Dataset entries
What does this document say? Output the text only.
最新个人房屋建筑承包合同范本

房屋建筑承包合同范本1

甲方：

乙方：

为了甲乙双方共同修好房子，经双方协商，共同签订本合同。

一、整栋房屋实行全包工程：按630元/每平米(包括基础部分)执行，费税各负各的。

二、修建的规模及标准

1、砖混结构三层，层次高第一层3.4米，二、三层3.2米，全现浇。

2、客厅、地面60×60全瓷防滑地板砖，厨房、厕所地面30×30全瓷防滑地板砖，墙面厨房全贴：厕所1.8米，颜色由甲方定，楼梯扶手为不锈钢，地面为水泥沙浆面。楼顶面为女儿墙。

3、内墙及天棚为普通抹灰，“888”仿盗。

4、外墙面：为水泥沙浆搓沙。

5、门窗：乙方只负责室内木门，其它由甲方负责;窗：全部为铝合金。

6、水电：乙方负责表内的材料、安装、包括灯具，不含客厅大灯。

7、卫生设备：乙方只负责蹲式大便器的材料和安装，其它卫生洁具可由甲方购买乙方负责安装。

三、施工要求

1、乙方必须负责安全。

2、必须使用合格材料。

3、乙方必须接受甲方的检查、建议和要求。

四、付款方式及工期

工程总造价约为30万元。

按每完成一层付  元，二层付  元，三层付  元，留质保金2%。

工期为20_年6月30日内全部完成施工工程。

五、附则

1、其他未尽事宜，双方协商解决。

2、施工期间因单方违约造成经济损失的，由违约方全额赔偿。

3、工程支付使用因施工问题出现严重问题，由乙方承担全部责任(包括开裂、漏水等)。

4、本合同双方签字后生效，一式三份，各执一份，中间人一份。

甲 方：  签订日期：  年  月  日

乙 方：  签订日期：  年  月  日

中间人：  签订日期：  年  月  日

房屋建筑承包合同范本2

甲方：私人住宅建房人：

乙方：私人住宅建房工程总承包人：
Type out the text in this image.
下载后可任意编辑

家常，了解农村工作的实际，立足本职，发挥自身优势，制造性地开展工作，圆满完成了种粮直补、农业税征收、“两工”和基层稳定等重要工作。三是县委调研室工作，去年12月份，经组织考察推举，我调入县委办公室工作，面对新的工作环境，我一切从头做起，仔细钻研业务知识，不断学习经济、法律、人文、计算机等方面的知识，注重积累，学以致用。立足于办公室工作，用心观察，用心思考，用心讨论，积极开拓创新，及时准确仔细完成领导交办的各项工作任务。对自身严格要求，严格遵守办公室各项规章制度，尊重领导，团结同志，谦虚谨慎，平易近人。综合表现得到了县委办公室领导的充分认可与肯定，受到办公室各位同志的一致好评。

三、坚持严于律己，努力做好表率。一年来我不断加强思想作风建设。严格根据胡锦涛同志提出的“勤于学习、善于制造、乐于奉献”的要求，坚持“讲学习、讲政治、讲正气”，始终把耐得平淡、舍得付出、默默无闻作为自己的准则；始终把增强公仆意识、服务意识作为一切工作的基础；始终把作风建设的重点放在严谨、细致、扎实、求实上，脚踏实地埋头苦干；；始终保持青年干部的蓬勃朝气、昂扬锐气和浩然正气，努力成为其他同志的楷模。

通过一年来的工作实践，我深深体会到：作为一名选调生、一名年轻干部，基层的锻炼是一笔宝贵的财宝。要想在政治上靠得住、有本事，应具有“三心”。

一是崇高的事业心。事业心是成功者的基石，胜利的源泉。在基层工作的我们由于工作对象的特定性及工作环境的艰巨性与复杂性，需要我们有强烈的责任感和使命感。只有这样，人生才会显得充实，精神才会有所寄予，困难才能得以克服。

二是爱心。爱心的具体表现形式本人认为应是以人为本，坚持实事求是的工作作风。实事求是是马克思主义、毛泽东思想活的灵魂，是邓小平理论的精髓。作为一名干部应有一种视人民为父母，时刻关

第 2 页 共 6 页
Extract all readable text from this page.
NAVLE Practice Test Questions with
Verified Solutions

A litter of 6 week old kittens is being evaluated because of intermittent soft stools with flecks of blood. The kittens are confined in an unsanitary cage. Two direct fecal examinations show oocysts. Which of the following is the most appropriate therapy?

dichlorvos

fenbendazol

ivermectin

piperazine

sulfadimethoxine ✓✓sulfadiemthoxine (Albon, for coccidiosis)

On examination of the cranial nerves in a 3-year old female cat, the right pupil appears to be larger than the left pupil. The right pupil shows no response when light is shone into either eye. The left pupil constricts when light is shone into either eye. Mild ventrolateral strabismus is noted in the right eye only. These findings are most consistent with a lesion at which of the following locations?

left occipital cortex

CHALLENGE: Gather every line from the listing above in which "with" appears, and copy those lines.

OUTPUT FOR THIS TASK:
NAVLE Practice Test Questions with
A litter of 6 week old kittens is being evaluated because of intermittent soft stools with flecks of blood. The kittens are confined in an unsanitary cage. Two direct fecal examinations show oocysts. Which of the following is the most appropriate therapy?
On examination of the cranial nerves in a 3-year old female cat, the right pupil appears to be larger than the left pupil. The right pupil shows no response when light is shone into either eye. The left pupil constricts when light is shone into either eye. Mild ventrolateral strabismus is noted in the right eye only. These findings are most consistent with a lesion at which of the following locations?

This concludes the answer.